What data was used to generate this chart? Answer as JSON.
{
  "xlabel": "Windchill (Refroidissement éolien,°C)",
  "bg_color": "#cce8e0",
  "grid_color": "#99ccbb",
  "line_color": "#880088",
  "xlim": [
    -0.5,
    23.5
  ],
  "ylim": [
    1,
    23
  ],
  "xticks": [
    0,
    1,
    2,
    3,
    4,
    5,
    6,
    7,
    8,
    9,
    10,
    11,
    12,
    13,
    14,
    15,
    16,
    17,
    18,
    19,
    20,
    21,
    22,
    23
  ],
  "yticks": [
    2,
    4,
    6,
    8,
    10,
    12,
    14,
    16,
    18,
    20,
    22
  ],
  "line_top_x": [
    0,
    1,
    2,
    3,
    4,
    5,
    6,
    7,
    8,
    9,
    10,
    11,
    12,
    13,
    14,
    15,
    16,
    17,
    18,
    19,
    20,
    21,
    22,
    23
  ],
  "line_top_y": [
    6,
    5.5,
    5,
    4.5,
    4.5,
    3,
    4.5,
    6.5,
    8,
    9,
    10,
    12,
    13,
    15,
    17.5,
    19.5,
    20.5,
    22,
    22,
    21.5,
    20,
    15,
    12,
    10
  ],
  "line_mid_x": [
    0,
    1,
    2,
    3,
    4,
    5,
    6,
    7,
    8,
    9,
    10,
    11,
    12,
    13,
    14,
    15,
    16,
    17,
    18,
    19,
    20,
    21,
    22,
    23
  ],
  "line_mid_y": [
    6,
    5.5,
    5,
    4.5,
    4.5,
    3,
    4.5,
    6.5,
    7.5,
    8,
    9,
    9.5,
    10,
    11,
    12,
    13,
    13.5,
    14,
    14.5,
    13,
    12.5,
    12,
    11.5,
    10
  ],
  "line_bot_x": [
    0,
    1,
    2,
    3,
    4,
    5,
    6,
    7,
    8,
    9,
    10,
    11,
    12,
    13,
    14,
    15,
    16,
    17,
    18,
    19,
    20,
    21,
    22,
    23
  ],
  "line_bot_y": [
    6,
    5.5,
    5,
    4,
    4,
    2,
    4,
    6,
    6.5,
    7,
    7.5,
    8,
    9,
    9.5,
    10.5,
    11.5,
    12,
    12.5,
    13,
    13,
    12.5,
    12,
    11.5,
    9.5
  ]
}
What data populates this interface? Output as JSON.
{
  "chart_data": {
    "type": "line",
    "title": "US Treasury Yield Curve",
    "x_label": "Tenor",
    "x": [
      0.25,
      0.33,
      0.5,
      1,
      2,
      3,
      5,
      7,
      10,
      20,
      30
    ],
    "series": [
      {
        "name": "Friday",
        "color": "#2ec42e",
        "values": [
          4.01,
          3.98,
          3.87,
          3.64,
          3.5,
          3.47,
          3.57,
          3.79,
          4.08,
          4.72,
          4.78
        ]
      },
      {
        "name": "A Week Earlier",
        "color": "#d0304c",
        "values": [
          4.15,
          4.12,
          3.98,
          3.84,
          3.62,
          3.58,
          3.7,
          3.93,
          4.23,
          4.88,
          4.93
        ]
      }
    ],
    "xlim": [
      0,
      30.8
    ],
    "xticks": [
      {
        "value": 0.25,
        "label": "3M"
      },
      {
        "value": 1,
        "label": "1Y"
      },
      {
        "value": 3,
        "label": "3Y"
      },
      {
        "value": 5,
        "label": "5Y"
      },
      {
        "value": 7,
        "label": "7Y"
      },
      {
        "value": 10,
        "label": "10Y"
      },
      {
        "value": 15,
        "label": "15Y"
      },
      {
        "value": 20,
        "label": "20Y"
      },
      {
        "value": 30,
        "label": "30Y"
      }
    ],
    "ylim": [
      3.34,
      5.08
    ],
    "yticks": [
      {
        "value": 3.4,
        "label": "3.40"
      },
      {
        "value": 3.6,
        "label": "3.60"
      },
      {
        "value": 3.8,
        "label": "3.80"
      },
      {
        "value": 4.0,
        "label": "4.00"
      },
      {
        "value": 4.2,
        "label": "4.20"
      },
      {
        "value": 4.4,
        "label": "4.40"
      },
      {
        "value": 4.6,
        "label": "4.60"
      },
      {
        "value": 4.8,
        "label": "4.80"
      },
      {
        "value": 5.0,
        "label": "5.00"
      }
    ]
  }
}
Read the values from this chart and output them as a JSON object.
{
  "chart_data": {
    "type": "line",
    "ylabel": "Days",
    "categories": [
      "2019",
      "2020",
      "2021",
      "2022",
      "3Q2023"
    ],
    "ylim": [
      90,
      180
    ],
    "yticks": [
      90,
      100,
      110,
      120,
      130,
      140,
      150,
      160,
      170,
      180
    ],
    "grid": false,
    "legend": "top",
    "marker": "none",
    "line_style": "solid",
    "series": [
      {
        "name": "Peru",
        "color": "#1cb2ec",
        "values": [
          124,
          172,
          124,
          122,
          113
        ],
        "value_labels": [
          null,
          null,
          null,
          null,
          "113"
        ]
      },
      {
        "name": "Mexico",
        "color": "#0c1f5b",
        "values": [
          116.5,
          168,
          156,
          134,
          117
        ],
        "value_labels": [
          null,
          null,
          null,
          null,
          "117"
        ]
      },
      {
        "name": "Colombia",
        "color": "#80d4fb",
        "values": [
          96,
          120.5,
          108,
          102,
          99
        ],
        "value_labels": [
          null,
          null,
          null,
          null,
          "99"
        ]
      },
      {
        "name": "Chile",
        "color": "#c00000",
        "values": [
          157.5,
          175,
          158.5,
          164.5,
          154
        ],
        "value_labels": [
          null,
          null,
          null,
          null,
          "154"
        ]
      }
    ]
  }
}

★ ★ ★ ★

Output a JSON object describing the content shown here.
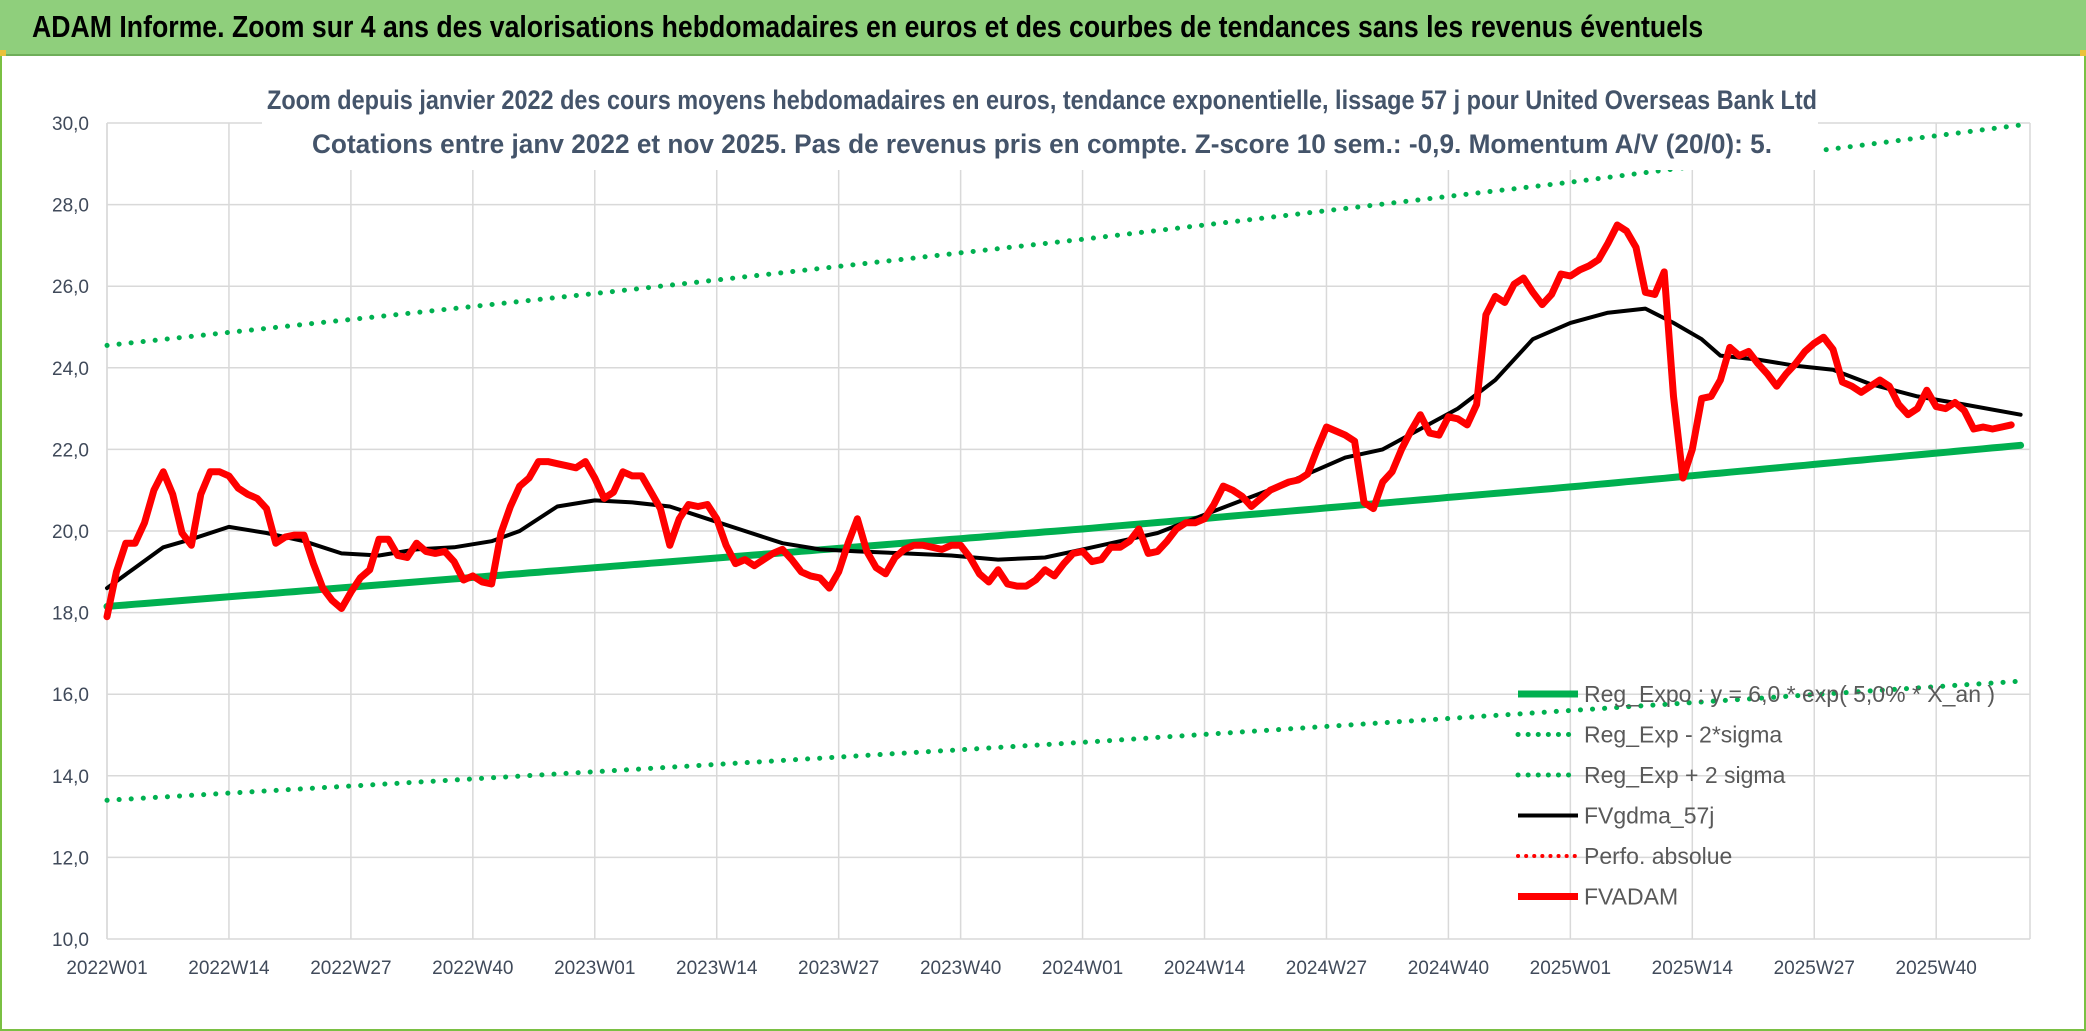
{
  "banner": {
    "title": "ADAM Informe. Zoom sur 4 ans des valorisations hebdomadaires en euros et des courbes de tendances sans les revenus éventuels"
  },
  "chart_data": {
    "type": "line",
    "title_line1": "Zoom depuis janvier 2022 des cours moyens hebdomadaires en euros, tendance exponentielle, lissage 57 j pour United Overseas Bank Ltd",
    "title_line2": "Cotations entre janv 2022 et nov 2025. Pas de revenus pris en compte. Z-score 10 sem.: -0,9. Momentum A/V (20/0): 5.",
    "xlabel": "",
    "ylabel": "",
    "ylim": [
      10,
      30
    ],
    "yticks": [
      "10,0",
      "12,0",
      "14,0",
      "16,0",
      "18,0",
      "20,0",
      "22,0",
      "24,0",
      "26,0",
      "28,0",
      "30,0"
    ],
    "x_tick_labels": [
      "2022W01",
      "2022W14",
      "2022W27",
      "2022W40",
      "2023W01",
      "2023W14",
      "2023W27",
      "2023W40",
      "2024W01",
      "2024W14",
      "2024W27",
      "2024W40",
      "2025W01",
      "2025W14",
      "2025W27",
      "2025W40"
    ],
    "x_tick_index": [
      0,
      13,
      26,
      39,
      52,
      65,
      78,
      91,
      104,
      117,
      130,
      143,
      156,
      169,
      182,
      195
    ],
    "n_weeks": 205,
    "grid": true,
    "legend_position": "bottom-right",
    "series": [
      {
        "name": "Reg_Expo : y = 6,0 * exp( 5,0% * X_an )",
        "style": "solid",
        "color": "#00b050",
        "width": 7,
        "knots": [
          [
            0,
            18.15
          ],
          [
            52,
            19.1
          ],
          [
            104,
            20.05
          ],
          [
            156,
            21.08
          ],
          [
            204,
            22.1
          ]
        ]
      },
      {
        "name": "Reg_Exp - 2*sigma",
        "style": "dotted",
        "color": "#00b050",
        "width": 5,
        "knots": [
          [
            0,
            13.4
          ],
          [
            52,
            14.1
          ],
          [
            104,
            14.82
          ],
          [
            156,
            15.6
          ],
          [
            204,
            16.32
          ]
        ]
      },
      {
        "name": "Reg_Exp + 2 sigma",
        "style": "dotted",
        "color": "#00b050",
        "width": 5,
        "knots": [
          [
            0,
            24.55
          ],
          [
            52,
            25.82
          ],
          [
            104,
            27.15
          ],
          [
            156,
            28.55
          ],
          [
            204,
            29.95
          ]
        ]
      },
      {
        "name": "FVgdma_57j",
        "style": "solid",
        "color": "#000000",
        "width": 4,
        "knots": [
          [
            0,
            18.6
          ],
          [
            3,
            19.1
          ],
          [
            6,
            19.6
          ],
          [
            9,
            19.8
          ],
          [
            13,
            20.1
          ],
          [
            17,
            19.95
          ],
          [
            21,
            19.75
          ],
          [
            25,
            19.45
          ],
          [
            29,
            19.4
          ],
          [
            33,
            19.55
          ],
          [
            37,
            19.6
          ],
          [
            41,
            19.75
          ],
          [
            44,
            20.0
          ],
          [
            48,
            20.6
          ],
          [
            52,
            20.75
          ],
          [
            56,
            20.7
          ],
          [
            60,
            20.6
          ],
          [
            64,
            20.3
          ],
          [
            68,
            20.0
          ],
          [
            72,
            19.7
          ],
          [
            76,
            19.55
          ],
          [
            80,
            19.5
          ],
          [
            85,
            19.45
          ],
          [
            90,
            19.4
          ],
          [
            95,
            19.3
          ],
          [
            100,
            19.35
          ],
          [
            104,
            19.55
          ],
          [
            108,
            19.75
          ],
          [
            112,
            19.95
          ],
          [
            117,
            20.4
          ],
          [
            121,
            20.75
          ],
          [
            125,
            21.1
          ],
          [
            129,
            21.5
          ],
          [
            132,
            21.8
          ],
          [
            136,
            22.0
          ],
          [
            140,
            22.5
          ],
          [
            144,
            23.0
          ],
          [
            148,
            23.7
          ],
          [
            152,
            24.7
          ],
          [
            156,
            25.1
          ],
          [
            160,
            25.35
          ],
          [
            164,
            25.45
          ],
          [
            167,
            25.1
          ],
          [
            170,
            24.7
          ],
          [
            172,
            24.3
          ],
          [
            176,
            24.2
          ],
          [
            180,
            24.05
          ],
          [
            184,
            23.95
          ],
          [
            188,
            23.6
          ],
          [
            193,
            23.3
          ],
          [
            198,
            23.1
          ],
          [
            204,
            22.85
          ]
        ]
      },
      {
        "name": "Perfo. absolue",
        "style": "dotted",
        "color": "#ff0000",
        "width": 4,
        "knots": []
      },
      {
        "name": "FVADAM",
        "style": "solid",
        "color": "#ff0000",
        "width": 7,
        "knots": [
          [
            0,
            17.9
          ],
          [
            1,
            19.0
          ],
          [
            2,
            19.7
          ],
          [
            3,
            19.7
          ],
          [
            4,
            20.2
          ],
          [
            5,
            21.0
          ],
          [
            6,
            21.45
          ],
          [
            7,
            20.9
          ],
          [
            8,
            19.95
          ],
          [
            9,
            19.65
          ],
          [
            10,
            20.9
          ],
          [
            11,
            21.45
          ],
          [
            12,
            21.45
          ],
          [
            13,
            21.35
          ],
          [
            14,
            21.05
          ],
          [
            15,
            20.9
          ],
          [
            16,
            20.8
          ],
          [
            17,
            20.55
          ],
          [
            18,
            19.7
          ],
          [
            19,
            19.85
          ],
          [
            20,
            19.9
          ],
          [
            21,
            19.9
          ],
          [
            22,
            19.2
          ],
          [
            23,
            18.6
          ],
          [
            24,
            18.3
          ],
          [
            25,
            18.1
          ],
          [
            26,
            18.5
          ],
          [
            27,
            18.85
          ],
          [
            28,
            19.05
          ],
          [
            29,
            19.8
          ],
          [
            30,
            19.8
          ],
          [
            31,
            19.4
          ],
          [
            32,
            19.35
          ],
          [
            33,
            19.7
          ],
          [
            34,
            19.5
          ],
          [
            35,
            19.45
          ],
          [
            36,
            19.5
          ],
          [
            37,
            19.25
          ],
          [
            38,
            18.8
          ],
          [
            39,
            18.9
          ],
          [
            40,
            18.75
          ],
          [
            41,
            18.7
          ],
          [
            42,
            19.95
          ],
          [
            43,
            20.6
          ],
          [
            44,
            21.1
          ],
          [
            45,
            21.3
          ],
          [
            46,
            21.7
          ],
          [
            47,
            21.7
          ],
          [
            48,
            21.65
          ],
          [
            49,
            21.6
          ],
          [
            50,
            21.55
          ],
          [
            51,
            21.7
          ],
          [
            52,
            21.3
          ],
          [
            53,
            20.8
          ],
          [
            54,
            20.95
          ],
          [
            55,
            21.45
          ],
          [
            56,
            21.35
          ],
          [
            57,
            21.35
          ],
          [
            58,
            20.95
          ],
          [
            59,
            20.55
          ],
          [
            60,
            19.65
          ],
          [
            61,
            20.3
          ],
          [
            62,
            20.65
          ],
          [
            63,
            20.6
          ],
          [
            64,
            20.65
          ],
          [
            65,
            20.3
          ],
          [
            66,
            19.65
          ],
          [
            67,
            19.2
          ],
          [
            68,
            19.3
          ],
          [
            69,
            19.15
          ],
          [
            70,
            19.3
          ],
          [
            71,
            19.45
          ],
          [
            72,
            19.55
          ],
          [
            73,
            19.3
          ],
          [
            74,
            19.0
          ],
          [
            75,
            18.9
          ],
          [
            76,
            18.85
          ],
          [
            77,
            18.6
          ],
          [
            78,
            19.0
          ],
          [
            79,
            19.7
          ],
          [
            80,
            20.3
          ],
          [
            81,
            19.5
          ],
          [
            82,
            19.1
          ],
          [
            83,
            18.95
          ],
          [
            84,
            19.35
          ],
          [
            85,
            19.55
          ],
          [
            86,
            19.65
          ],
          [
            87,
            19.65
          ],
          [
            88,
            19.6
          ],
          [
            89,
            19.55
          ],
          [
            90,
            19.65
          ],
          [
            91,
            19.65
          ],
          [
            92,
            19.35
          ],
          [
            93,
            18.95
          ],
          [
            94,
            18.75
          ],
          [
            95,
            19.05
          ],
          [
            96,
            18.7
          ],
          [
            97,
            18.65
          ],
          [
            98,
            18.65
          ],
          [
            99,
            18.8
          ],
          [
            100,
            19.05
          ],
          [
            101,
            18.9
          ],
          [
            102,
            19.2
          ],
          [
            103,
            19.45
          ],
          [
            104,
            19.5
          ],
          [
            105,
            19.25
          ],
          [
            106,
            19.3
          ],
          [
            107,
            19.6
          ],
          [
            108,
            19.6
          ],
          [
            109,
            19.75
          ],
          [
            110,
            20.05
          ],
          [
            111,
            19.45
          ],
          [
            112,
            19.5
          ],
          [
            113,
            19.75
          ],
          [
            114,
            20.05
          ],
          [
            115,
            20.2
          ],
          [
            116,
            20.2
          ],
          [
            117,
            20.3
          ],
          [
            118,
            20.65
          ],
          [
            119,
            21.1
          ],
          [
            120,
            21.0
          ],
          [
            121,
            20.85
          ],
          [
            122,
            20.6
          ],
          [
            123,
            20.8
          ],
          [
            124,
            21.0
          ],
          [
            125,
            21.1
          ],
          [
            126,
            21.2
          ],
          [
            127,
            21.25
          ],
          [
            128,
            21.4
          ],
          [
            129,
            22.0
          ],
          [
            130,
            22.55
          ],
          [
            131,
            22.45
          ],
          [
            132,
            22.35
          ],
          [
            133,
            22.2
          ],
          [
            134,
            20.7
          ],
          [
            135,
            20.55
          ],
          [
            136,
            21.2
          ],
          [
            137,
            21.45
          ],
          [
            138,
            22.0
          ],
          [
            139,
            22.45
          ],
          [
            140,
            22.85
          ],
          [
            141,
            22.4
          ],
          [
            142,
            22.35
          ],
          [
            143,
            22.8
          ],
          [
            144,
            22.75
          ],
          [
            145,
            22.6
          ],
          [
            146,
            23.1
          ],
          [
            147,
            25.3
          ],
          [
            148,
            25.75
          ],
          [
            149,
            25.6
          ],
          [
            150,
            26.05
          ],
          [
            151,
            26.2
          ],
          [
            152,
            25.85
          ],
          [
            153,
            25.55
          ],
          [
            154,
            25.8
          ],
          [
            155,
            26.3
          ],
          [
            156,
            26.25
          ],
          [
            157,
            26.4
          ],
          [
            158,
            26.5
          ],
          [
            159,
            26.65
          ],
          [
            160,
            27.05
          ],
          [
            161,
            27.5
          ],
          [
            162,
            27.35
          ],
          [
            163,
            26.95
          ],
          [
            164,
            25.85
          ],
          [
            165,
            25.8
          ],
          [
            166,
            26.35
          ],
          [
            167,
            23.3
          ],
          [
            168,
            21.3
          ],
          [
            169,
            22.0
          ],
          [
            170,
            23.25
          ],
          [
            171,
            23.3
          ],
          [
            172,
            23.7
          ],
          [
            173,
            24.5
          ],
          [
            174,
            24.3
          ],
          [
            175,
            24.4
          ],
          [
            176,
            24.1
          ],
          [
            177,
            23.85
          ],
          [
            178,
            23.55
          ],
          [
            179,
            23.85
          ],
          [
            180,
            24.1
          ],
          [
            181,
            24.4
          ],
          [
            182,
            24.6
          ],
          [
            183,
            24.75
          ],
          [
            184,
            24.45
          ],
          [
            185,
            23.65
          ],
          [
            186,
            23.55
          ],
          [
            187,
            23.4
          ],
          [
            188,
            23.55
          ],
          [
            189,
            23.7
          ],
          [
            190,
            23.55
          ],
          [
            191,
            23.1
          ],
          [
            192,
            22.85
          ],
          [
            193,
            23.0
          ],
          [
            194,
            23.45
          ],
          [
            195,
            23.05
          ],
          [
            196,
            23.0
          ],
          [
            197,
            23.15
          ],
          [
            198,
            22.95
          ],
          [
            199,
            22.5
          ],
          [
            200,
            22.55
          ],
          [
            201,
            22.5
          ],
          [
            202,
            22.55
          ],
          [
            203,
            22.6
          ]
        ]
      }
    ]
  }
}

★ ★ ★ ★

■ GOAL OF THE EXERCISE ■
Search the data above for the string "euros" and return every line that has it.

■ EXERCISE ANSWER ■
    "title": "ADAM Informe. Zoom sur 4 ans des valorisations hebdomadaires en euros et des courbes de tendances sans les revenus éventuels"
    "title_line1": "Zoom depuis janvier 2022 des cours moyens hebdomadaires en euros, tendance exponentielle, lissage 57 j pour United Overseas Bank Ltd",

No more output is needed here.